### INSTRUCTIONS TO FOLLOW
Omitting all pictures, copy word for word the lines from the line containing "What data populates" through the final line of the entries.
· · ·
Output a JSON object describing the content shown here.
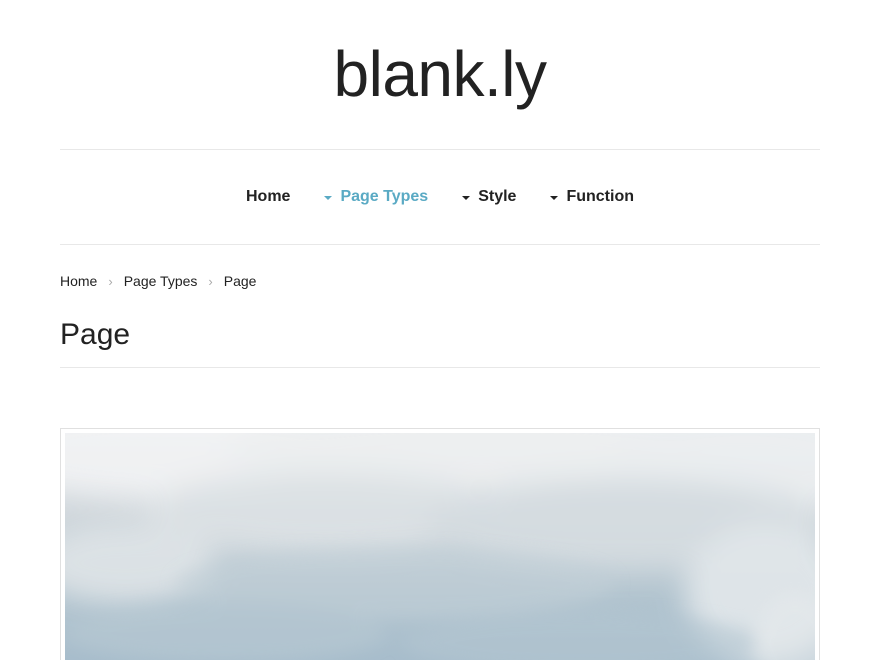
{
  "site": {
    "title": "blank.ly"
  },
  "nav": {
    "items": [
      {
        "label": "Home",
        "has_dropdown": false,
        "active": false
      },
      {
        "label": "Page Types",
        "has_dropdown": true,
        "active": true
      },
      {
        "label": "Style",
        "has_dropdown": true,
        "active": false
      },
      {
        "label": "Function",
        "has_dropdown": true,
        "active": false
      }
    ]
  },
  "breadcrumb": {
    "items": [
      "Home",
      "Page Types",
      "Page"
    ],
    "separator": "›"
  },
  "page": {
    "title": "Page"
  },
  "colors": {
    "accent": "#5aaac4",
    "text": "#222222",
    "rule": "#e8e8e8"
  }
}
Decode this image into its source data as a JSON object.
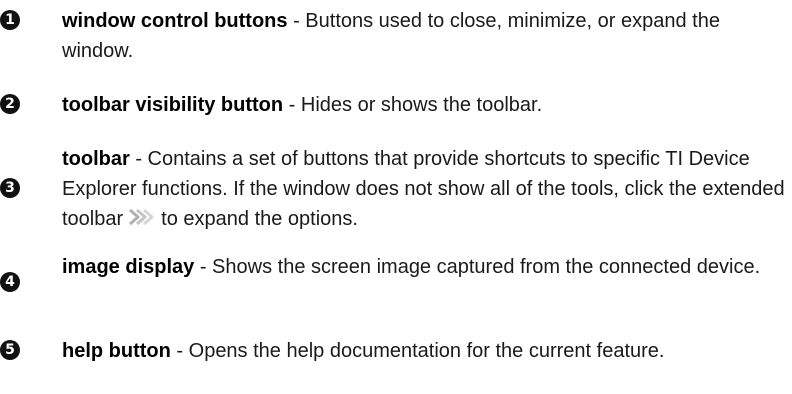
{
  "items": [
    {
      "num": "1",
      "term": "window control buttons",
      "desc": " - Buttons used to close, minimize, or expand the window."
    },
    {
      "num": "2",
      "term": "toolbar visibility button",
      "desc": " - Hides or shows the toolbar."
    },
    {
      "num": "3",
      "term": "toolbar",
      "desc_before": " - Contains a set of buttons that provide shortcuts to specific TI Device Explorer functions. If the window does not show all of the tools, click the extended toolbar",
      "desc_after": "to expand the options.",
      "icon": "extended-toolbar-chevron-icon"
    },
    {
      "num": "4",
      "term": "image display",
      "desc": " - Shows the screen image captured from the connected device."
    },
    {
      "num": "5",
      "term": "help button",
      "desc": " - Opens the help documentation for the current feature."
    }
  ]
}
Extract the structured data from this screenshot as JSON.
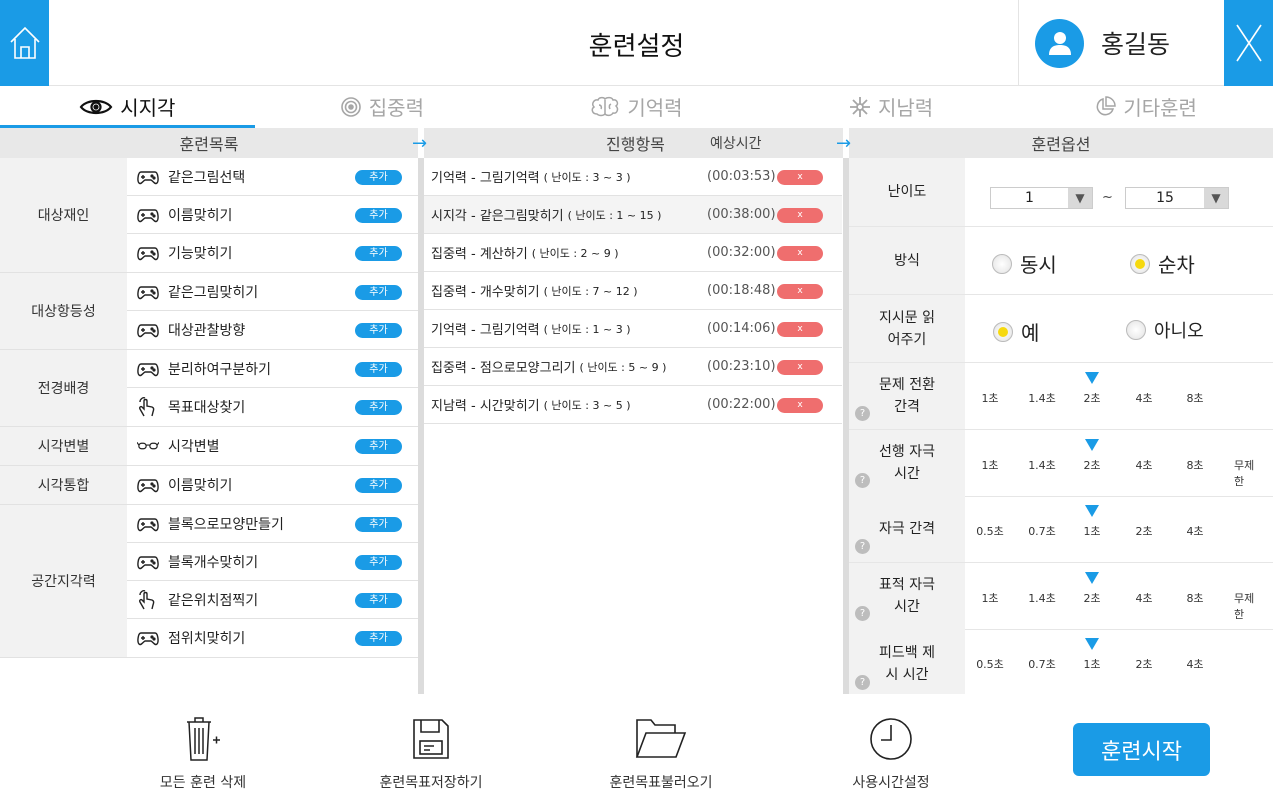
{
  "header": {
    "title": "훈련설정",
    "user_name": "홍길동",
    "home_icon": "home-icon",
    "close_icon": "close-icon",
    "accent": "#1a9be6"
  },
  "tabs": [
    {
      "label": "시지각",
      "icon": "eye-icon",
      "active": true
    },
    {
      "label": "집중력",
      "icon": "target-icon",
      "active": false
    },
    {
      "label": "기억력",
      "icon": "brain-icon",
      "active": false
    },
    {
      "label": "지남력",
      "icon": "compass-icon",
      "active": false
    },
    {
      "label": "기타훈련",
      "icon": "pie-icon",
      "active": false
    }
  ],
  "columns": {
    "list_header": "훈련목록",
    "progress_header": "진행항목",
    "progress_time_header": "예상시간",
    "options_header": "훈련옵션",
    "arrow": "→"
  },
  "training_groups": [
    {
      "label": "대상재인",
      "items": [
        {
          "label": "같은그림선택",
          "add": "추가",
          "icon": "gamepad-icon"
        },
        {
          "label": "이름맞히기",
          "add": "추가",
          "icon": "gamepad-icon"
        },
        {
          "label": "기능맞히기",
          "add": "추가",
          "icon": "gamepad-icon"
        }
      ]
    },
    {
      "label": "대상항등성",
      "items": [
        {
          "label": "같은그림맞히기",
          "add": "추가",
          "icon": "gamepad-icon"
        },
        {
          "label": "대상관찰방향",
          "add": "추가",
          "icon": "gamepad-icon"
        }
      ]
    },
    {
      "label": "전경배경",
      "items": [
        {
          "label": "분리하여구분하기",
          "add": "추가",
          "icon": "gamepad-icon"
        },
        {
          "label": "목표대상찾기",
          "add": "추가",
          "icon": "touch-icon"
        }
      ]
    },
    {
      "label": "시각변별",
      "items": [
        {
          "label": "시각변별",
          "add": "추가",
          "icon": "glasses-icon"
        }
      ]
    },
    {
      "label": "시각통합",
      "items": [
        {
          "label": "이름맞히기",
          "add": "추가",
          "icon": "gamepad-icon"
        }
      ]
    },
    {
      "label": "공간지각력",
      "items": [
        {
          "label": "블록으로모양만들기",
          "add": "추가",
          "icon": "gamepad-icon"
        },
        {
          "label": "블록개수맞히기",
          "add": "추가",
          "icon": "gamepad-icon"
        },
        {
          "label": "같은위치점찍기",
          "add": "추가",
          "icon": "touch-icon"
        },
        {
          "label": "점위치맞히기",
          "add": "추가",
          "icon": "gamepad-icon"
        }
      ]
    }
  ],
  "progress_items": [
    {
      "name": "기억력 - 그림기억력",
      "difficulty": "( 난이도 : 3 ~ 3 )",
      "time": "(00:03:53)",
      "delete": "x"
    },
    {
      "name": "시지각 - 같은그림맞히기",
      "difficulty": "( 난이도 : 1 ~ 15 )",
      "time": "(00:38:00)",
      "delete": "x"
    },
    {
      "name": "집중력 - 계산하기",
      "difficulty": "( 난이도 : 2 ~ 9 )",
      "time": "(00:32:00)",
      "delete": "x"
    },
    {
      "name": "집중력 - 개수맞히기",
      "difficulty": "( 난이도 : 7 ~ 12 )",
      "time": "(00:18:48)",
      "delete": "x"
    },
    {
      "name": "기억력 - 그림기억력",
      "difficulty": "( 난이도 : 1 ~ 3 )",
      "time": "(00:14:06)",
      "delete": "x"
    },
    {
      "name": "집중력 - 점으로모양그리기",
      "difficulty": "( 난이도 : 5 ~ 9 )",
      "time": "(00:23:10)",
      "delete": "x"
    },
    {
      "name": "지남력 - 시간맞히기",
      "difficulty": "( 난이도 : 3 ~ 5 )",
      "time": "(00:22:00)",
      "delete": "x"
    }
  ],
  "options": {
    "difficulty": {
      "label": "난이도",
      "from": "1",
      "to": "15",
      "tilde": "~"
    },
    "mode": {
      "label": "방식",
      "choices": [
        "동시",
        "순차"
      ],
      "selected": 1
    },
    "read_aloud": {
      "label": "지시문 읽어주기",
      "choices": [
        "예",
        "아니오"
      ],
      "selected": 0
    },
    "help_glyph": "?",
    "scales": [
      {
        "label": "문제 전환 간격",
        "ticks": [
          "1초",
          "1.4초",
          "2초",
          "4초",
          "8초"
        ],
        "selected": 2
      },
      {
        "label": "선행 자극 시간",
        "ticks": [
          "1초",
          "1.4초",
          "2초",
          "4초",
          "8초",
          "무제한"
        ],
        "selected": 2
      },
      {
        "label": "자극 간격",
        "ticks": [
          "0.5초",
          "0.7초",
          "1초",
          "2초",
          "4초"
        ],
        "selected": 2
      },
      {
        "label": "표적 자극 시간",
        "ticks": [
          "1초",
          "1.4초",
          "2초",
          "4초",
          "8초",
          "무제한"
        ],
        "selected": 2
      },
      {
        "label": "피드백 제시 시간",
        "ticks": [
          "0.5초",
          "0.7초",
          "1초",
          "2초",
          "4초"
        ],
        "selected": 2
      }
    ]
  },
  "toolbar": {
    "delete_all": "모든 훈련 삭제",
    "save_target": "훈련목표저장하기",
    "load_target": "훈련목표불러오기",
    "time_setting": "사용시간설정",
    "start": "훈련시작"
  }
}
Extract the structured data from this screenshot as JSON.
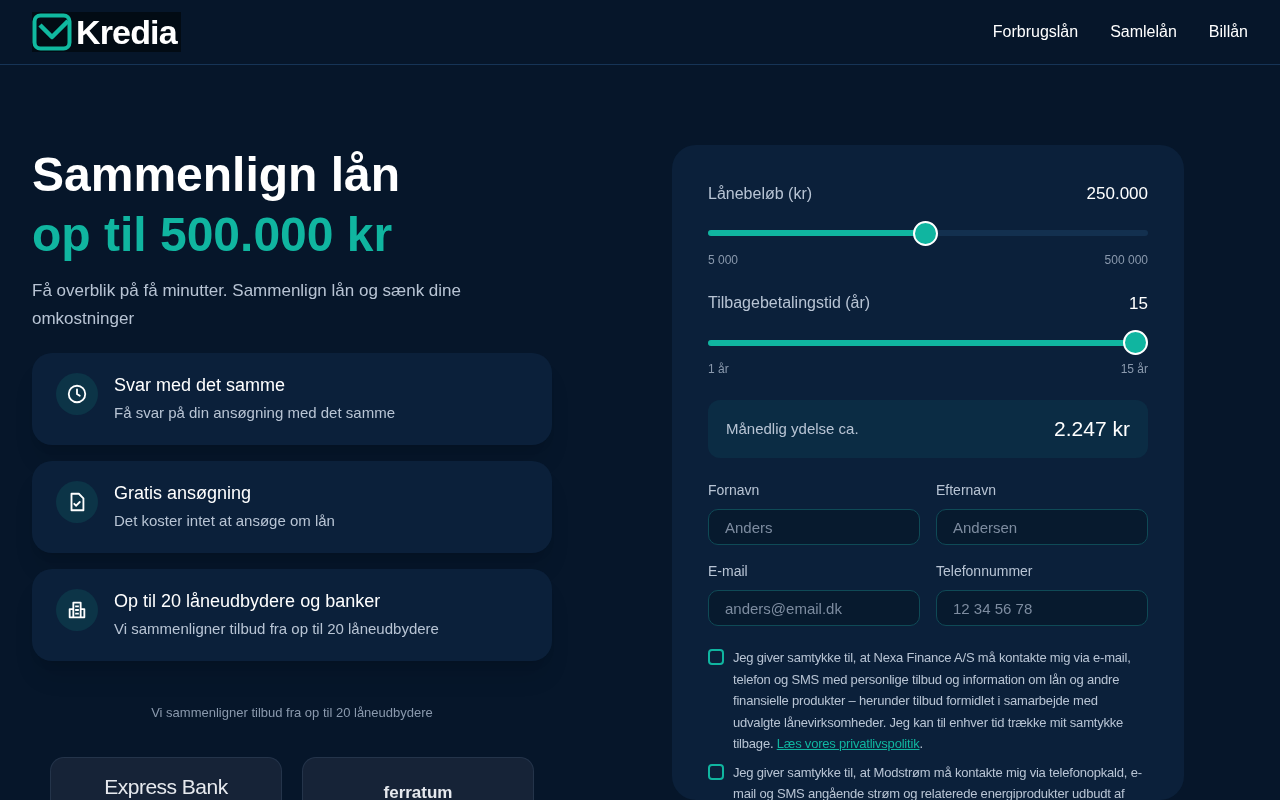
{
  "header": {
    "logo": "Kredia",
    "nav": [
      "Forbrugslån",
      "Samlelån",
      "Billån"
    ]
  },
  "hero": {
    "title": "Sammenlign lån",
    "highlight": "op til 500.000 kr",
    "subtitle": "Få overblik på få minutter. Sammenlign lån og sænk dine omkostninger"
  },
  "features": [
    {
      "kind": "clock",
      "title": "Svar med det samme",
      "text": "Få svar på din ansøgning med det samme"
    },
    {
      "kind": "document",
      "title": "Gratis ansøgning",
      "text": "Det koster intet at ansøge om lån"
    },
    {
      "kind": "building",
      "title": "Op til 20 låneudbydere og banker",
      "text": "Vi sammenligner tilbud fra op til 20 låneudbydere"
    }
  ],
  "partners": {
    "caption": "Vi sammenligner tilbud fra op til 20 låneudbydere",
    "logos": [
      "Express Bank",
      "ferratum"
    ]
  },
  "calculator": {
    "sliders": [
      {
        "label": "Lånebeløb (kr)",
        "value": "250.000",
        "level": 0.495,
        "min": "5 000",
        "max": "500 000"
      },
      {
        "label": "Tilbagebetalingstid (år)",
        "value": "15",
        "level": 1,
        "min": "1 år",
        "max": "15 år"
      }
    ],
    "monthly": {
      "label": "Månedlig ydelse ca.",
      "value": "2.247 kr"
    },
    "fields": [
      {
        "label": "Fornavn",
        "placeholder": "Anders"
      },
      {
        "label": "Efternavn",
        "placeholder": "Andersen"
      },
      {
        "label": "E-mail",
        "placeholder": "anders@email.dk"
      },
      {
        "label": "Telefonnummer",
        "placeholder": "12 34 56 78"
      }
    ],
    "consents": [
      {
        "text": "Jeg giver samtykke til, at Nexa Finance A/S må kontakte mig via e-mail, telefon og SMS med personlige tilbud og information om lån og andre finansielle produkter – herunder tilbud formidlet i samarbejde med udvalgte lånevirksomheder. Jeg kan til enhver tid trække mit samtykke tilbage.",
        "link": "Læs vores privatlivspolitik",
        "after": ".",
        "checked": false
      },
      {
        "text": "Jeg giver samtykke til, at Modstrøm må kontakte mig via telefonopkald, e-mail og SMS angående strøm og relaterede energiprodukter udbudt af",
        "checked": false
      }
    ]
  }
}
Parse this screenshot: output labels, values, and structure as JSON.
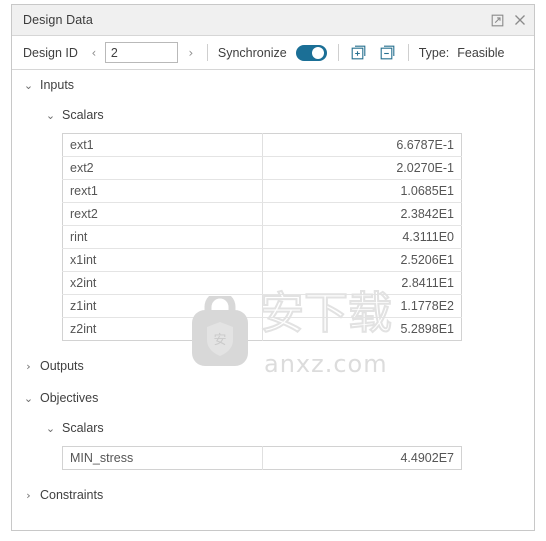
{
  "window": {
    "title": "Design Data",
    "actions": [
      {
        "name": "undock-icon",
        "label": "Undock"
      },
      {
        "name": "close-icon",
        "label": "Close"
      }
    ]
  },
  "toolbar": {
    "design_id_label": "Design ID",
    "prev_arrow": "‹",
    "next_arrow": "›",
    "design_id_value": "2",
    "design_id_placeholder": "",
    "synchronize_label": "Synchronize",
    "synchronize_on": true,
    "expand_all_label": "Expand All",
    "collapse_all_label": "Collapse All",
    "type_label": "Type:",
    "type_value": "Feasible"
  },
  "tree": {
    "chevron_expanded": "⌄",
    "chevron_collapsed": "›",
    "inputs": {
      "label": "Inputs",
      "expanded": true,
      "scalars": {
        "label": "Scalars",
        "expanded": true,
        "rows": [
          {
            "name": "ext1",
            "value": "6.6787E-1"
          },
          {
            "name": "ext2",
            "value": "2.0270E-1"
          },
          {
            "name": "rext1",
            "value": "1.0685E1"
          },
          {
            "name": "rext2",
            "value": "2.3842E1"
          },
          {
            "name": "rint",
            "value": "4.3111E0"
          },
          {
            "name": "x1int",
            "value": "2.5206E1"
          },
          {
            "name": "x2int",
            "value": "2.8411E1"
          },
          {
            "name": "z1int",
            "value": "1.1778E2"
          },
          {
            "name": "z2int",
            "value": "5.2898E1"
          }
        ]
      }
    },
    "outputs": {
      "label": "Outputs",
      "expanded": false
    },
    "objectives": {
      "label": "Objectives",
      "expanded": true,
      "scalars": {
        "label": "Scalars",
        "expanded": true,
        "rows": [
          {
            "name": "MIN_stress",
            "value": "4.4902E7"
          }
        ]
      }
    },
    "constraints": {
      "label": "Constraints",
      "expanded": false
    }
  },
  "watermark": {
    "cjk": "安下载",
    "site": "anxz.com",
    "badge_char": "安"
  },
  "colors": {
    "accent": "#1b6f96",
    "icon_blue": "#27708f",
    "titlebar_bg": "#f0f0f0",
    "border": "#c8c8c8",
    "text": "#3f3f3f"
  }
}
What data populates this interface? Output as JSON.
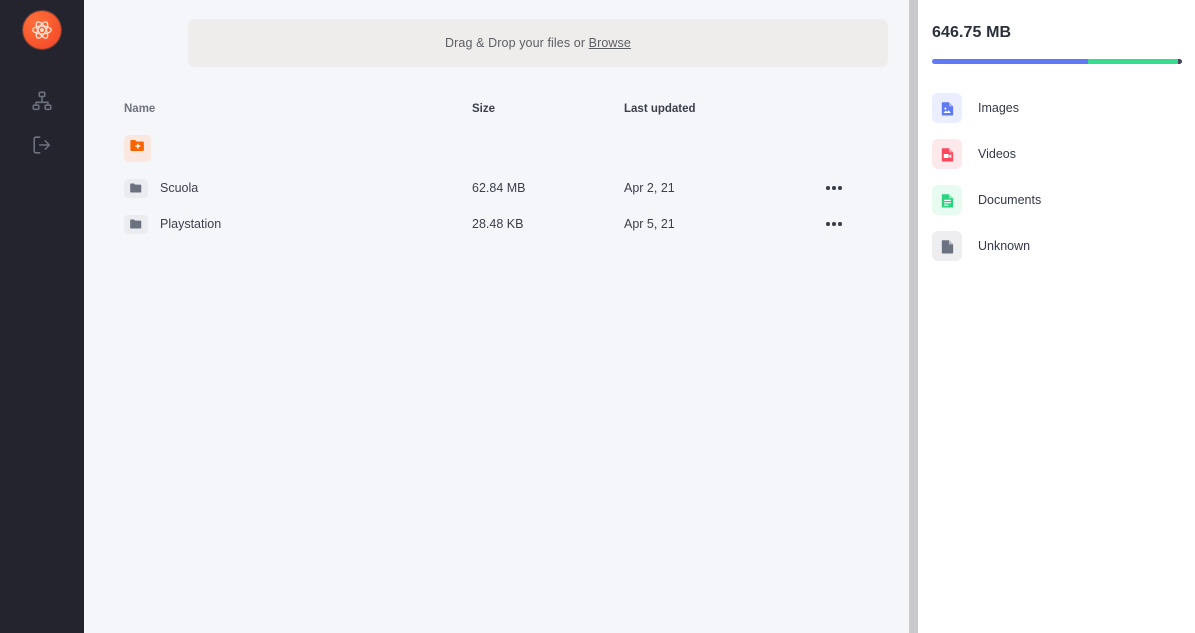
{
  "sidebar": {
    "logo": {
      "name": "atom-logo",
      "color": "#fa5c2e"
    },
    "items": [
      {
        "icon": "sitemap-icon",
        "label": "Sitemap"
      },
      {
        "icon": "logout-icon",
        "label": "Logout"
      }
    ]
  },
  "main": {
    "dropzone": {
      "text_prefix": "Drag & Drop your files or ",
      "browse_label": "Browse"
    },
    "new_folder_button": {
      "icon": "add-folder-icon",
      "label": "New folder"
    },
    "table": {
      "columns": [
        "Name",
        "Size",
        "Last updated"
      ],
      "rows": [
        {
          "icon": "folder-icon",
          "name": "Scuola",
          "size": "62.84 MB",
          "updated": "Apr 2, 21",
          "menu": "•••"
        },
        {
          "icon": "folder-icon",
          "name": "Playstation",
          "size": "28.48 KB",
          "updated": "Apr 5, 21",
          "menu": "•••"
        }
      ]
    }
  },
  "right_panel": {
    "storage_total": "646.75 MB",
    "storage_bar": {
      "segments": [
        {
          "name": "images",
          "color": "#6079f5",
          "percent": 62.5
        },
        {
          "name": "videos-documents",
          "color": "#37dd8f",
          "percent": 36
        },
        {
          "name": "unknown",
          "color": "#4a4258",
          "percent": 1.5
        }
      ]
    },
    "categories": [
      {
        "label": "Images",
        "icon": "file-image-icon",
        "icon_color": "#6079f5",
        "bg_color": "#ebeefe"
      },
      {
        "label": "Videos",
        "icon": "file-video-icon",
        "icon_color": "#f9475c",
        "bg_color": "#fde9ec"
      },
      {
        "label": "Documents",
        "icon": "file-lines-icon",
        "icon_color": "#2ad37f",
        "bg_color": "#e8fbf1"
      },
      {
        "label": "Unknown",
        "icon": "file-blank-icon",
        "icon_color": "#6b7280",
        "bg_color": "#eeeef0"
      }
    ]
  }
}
· · ·
### TASK RESPONSE
What data populates this interface? Output as JSON.
{
  "sidebar": {
    "logo": {
      "name": "atom-logo",
      "color": "#fa5c2e"
    },
    "items": [
      {
        "icon": "sitemap-icon",
        "label": "Sitemap"
      },
      {
        "icon": "logout-icon",
        "label": "Logout"
      }
    ]
  },
  "main": {
    "dropzone": {
      "text_prefix": "Drag & Drop your files or ",
      "browse_label": "Browse"
    },
    "new_folder_button": {
      "icon": "add-folder-icon",
      "label": "New folder"
    },
    "table": {
      "columns": [
        "Name",
        "Size",
        "Last updated"
      ],
      "rows": [
        {
          "icon": "folder-icon",
          "name": "Scuola",
          "size": "62.84 MB",
          "updated": "Apr 2, 21",
          "menu": "•••"
        },
        {
          "icon": "folder-icon",
          "name": "Playstation",
          "size": "28.48 KB",
          "updated": "Apr 5, 21",
          "menu": "•••"
        }
      ]
    }
  },
  "right_panel": {
    "storage_total": "646.75 MB",
    "storage_bar": {
      "segments": [
        {
          "name": "images",
          "color": "#6079f5",
          "percent": 62.5
        },
        {
          "name": "videos-documents",
          "color": "#37dd8f",
          "percent": 36
        },
        {
          "name": "unknown",
          "color": "#4a4258",
          "percent": 1.5
        }
      ]
    },
    "categories": [
      {
        "label": "Images",
        "icon": "file-image-icon",
        "icon_color": "#6079f5",
        "bg_color": "#ebeefe"
      },
      {
        "label": "Videos",
        "icon": "file-video-icon",
        "icon_color": "#f9475c",
        "bg_color": "#fde9ec"
      },
      {
        "label": "Documents",
        "icon": "file-lines-icon",
        "icon_color": "#2ad37f",
        "bg_color": "#e8fbf1"
      },
      {
        "label": "Unknown",
        "icon": "file-blank-icon",
        "icon_color": "#6b7280",
        "bg_color": "#eeeef0"
      }
    ]
  }
}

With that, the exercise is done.